— START Supplied material —

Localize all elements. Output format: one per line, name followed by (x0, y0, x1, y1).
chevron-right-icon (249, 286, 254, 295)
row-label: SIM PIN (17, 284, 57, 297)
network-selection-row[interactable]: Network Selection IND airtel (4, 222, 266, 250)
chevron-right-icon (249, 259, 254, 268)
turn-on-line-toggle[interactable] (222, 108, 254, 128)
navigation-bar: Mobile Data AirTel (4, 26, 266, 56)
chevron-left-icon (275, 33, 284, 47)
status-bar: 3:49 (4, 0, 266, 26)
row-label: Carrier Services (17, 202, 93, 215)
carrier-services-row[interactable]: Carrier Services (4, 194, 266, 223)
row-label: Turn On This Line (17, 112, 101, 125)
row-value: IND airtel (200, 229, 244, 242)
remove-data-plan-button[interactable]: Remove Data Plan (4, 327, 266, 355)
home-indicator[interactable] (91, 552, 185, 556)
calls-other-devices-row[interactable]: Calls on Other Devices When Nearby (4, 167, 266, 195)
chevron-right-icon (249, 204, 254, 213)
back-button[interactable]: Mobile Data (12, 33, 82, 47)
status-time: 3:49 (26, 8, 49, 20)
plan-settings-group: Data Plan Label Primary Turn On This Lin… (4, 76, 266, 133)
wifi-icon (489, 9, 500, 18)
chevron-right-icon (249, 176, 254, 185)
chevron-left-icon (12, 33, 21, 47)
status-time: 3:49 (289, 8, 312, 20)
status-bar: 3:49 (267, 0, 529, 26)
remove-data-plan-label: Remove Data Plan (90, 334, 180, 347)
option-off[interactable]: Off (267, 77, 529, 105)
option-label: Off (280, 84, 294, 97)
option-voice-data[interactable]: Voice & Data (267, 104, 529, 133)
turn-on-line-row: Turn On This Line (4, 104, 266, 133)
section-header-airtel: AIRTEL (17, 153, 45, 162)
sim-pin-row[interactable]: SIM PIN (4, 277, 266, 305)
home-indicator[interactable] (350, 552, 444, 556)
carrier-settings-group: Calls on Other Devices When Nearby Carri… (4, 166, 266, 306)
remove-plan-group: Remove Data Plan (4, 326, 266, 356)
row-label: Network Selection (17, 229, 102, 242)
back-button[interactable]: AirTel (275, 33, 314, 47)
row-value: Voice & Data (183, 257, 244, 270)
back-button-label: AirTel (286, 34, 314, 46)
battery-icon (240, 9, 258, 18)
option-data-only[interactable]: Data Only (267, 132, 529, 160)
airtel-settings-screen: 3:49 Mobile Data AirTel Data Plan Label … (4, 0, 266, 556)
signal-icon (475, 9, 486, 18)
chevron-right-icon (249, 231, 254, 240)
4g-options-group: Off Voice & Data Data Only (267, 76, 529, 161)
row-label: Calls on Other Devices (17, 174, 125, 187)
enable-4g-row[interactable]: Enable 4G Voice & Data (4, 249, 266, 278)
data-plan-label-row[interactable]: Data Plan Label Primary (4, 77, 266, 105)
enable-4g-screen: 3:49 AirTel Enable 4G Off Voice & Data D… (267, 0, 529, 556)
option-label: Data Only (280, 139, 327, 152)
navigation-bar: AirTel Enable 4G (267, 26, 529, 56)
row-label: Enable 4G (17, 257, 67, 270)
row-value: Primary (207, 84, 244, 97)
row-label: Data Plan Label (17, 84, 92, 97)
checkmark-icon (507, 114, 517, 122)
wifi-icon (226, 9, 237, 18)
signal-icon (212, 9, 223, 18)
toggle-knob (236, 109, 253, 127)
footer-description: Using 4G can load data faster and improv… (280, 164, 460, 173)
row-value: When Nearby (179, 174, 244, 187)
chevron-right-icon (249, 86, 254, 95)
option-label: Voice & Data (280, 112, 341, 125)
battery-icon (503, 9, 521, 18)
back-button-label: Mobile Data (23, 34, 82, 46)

— END Supplied material —

Instructions to follow: Copy out every line of the data above word for word.

Written response:
Localize all elements. Output format: one per line, name followed by (x0, y0, x1, y1).
chevron-right-icon (249, 286, 254, 295)
row-label: SIM PIN (17, 284, 57, 297)
network-selection-row[interactable]: Network Selection IND airtel (4, 222, 266, 250)
chevron-right-icon (249, 259, 254, 268)
turn-on-line-toggle[interactable] (222, 108, 254, 128)
navigation-bar: Mobile Data AirTel (4, 26, 266, 56)
chevron-left-icon (275, 33, 284, 47)
status-bar: 3:49 (4, 0, 266, 26)
row-label: Carrier Services (17, 202, 93, 215)
carrier-services-row[interactable]: Carrier Services (4, 194, 266, 223)
row-label: Turn On This Line (17, 112, 101, 125)
row-value: IND airtel (200, 229, 244, 242)
remove-data-plan-button[interactable]: Remove Data Plan (4, 327, 266, 355)
home-indicator[interactable] (91, 552, 185, 556)
calls-other-devices-row[interactable]: Calls on Other Devices When Nearby (4, 167, 266, 195)
chevron-right-icon (249, 204, 254, 213)
back-button[interactable]: Mobile Data (12, 33, 82, 47)
status-time: 3:49 (26, 8, 49, 20)
plan-settings-group: Data Plan Label Primary Turn On This Lin… (4, 76, 266, 133)
wifi-icon (489, 9, 500, 18)
chevron-right-icon (249, 176, 254, 185)
chevron-left-icon (12, 33, 21, 47)
status-time: 3:49 (289, 8, 312, 20)
status-bar: 3:49 (267, 0, 529, 26)
remove-data-plan-label: Remove Data Plan (90, 334, 180, 347)
option-off[interactable]: Off (267, 77, 529, 105)
option-label: Off (280, 84, 294, 97)
option-voice-data[interactable]: Voice & Data (267, 104, 529, 133)
turn-on-line-row: Turn On This Line (4, 104, 266, 133)
section-header-airtel: AIRTEL (17, 153, 45, 162)
sim-pin-row[interactable]: SIM PIN (4, 277, 266, 305)
home-indicator[interactable] (350, 552, 444, 556)
carrier-settings-group: Calls on Other Devices When Nearby Carri… (4, 166, 266, 306)
remove-plan-group: Remove Data Plan (4, 326, 266, 356)
row-label: Network Selection (17, 229, 102, 242)
back-button[interactable]: AirTel (275, 33, 314, 47)
row-value: Voice & Data (183, 257, 244, 270)
back-button-label: AirTel (286, 34, 314, 46)
battery-icon (240, 9, 258, 18)
option-data-only[interactable]: Data Only (267, 132, 529, 160)
airtel-settings-screen: 3:49 Mobile Data AirTel Data Plan Label … (4, 0, 266, 556)
signal-icon (475, 9, 486, 18)
chevron-right-icon (249, 231, 254, 240)
4g-options-group: Off Voice & Data Data Only (267, 76, 529, 161)
row-label: Calls on Other Devices (17, 174, 125, 187)
enable-4g-row[interactable]: Enable 4G Voice & Data (4, 249, 266, 278)
data-plan-label-row[interactable]: Data Plan Label Primary (4, 77, 266, 105)
enable-4g-screen: 3:49 AirTel Enable 4G Off Voice & Data D… (267, 0, 529, 556)
option-label: Data Only (280, 139, 327, 152)
navigation-bar: AirTel Enable 4G (267, 26, 529, 56)
row-label: Enable 4G (17, 257, 67, 270)
row-value: Primary (207, 84, 244, 97)
row-label: Data Plan Label (17, 84, 92, 97)
checkmark-icon (507, 114, 517, 122)
wifi-icon (226, 9, 237, 18)
signal-icon (212, 9, 223, 18)
toggle-knob (236, 109, 253, 127)
footer-description: Using 4G can load data faster and improv… (280, 164, 460, 173)
row-value: When Nearby (179, 174, 244, 187)
chevron-right-icon (249, 86, 254, 95)
option-label: Voice & Data (280, 112, 341, 125)
battery-icon (503, 9, 521, 18)
back-button-label: Mobile Data (23, 34, 82, 46)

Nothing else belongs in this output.